WHAT YOU ARE ASKED TO DO: Report how many lines in the records hold the string "Bitcoin"; give the number and nothing else.

DATA TO USE:
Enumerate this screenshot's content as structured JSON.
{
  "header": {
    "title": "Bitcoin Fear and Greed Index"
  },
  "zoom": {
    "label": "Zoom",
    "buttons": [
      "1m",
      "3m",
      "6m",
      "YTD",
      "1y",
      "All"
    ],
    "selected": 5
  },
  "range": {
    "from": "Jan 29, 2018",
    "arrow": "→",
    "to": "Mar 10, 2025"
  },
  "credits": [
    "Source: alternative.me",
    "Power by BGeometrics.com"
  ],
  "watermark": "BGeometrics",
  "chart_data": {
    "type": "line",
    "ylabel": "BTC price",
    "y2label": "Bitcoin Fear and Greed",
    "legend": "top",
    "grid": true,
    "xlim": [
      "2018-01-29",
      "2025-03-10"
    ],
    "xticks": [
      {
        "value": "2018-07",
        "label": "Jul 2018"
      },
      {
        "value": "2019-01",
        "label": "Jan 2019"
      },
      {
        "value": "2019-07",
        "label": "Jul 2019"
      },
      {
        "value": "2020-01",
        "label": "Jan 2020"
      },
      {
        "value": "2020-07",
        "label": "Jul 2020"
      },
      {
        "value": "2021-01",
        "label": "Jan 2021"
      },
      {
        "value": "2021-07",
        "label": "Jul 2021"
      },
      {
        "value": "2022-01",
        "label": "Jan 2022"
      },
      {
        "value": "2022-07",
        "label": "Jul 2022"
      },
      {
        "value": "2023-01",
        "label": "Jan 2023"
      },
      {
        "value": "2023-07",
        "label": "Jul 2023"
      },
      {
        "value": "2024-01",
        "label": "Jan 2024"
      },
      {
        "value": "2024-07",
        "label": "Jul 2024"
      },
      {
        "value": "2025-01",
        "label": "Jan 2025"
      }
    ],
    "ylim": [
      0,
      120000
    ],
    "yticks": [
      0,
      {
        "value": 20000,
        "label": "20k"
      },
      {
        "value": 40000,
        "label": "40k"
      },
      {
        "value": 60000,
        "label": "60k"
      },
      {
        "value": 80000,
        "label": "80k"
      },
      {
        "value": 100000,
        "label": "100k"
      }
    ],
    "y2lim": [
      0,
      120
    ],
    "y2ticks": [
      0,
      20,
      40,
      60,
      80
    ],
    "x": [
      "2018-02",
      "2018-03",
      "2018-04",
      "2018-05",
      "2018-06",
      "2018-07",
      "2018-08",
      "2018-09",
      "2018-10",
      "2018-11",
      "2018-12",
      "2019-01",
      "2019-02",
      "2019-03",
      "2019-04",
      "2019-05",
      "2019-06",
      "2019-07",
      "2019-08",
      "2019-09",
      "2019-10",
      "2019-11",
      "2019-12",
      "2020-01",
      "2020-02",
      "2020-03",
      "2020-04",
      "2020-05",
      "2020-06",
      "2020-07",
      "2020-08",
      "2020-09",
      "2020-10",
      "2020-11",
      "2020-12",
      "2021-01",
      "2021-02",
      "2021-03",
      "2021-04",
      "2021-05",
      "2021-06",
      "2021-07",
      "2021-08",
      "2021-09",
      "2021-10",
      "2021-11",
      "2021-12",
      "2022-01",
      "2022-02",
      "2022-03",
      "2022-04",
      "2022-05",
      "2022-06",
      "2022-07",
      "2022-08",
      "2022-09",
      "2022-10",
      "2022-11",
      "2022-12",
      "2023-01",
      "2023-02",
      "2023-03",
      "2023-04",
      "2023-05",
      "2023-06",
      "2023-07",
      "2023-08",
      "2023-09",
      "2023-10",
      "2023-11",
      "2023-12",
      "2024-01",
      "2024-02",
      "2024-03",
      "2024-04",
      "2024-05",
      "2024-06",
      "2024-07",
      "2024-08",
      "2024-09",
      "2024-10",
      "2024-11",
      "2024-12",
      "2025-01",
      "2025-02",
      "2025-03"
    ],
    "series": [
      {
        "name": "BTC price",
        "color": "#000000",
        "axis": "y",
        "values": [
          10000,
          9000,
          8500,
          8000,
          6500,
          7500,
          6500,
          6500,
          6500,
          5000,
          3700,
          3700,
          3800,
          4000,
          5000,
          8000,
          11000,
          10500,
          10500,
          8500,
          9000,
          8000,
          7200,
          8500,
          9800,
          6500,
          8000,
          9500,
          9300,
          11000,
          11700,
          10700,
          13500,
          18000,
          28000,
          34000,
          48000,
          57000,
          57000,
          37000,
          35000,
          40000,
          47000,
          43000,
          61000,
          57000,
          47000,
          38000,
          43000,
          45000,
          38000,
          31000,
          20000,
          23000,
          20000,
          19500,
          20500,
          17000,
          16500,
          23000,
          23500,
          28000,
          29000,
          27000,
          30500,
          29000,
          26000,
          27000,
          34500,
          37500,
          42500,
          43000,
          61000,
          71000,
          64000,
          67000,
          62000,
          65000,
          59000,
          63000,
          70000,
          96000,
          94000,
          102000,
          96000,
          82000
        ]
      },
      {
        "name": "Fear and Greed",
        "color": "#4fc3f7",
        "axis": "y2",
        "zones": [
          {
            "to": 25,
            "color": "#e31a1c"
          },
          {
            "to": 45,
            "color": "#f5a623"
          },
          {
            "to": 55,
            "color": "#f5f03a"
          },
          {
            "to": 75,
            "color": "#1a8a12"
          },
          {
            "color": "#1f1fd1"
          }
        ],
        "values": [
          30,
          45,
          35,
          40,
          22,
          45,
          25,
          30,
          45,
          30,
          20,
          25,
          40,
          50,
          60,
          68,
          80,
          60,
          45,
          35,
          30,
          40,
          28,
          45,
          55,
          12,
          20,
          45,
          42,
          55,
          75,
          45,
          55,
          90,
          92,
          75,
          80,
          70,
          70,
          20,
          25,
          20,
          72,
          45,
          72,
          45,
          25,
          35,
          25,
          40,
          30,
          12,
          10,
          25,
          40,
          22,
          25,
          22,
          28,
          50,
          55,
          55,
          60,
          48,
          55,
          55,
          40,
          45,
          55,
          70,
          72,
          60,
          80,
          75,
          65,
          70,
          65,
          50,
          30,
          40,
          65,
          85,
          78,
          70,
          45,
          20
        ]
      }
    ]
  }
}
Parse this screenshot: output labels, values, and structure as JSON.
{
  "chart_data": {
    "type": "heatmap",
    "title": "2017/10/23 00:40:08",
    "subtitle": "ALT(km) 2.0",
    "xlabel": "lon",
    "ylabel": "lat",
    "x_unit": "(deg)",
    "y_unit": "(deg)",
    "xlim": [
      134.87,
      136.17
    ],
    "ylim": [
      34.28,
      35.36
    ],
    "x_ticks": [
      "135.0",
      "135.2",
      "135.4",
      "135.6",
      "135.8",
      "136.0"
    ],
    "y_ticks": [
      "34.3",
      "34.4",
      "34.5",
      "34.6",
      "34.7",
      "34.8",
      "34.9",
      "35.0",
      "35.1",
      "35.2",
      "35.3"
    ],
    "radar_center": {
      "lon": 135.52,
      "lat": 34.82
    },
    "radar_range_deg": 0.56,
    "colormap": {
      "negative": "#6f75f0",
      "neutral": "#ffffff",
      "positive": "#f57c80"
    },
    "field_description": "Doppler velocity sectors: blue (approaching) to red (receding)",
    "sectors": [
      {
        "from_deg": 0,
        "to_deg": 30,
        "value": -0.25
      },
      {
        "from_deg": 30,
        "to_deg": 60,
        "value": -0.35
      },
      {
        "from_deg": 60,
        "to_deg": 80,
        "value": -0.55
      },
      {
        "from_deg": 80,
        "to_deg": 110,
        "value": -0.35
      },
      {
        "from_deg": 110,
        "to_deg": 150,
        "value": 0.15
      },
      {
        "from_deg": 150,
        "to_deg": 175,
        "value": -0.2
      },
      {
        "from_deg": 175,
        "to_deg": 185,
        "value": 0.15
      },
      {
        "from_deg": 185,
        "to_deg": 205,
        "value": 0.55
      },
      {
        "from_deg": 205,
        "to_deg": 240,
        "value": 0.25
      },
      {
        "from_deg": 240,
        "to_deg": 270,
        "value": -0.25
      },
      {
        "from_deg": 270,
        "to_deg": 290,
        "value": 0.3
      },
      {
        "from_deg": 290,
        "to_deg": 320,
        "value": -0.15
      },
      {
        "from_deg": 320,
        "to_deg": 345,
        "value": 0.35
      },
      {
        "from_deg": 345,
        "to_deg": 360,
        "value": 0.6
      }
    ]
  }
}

COMPLETED TASK: 2